[Stored data]
>>>>

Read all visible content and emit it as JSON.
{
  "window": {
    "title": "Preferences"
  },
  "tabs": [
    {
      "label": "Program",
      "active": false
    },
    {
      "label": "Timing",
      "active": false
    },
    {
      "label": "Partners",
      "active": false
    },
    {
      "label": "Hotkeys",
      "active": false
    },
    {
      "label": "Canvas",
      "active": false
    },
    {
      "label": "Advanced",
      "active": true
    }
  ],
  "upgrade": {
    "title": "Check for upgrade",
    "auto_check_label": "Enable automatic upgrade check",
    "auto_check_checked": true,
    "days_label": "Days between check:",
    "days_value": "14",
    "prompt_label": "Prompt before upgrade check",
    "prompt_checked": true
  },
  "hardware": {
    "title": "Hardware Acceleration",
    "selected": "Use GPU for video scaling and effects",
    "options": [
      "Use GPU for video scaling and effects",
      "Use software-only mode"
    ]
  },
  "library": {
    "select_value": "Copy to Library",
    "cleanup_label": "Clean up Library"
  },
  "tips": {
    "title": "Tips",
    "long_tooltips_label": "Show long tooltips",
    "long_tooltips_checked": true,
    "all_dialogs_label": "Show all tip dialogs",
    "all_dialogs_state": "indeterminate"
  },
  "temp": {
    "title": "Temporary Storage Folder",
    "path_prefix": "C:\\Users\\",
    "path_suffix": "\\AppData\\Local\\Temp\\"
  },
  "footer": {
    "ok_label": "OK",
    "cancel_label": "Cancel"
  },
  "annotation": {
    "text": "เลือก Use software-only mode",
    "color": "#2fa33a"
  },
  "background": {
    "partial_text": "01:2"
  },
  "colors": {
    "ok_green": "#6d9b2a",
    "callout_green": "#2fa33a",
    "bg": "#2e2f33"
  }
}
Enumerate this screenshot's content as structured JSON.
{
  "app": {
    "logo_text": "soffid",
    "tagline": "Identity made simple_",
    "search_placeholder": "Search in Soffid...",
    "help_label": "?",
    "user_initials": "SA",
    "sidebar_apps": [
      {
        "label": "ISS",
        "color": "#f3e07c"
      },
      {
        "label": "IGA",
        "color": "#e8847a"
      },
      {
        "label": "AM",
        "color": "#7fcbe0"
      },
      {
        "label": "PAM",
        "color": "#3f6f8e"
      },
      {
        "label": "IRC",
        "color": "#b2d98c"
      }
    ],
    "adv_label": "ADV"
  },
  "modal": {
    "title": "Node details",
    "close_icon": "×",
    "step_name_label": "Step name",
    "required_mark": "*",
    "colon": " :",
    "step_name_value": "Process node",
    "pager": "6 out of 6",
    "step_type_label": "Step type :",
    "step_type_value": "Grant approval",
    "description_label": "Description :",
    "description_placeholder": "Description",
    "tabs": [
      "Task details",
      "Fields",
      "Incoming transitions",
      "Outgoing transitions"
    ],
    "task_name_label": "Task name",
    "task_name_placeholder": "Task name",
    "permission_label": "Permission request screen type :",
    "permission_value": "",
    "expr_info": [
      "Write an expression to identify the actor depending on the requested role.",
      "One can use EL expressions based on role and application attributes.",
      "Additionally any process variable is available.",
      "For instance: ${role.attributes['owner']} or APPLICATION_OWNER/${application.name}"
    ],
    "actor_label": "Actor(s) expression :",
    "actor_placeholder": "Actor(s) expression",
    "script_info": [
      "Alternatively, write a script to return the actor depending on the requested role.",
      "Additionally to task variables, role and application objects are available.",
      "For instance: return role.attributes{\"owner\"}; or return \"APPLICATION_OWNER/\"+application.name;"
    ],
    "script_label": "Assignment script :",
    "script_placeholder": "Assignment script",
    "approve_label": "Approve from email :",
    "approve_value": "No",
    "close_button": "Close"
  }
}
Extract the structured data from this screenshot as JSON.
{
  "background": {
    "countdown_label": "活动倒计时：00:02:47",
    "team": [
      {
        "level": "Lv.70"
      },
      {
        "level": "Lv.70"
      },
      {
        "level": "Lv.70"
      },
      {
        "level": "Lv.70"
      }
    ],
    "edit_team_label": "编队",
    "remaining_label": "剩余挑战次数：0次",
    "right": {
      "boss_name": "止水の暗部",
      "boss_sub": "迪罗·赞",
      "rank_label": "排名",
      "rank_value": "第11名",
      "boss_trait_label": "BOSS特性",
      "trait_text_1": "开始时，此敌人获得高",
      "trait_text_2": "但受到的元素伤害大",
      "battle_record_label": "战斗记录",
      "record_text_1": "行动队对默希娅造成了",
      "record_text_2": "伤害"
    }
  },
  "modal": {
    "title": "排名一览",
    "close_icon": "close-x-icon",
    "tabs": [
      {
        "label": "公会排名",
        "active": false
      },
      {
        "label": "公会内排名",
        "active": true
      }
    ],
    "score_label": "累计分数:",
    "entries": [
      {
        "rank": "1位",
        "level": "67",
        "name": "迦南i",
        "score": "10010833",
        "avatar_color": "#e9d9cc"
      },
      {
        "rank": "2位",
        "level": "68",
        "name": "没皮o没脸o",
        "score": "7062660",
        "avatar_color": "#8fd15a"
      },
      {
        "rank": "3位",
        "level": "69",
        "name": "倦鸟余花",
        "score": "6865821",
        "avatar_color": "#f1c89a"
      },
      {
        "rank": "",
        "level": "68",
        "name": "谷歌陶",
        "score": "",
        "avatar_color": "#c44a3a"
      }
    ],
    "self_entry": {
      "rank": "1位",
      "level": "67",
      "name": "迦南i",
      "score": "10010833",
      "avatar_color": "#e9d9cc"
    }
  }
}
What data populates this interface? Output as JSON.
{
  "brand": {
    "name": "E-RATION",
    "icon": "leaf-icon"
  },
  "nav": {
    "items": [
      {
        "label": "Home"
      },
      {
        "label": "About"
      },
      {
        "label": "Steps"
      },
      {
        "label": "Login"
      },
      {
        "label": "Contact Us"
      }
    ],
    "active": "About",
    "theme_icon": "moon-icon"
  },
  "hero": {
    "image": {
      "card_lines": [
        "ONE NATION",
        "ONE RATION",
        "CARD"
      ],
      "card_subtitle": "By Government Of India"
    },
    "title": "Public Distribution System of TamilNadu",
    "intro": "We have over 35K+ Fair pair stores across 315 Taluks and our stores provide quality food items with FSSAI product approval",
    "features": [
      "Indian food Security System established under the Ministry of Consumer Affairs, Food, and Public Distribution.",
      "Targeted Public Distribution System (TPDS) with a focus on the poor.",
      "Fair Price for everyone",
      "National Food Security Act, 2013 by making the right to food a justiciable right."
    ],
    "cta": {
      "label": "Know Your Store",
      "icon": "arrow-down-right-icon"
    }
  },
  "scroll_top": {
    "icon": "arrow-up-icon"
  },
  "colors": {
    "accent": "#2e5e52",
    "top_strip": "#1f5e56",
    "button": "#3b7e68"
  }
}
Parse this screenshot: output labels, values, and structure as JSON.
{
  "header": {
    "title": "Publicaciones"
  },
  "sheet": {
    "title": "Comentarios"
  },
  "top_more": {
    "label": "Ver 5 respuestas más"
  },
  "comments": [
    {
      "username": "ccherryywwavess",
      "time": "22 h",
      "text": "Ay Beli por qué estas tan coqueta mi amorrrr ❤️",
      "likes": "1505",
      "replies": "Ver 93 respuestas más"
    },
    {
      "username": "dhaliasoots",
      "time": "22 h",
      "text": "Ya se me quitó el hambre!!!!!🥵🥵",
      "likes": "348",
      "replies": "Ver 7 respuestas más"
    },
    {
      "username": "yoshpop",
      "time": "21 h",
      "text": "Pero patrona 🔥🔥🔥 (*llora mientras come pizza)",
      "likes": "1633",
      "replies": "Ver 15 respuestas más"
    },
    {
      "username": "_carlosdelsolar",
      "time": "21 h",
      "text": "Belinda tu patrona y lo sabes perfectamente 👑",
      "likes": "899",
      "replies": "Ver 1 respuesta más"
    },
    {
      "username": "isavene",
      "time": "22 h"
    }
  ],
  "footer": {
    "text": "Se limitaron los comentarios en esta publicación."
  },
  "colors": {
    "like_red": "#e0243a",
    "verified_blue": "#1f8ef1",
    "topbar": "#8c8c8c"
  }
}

<<<<

AIM. Wherever "requested" shows up in a line, copy that line.

REPLY.
      "Write an expression to identify the actor depending on the requested role.",
      "Alternatively, write a script to return the actor depending on the requested role.",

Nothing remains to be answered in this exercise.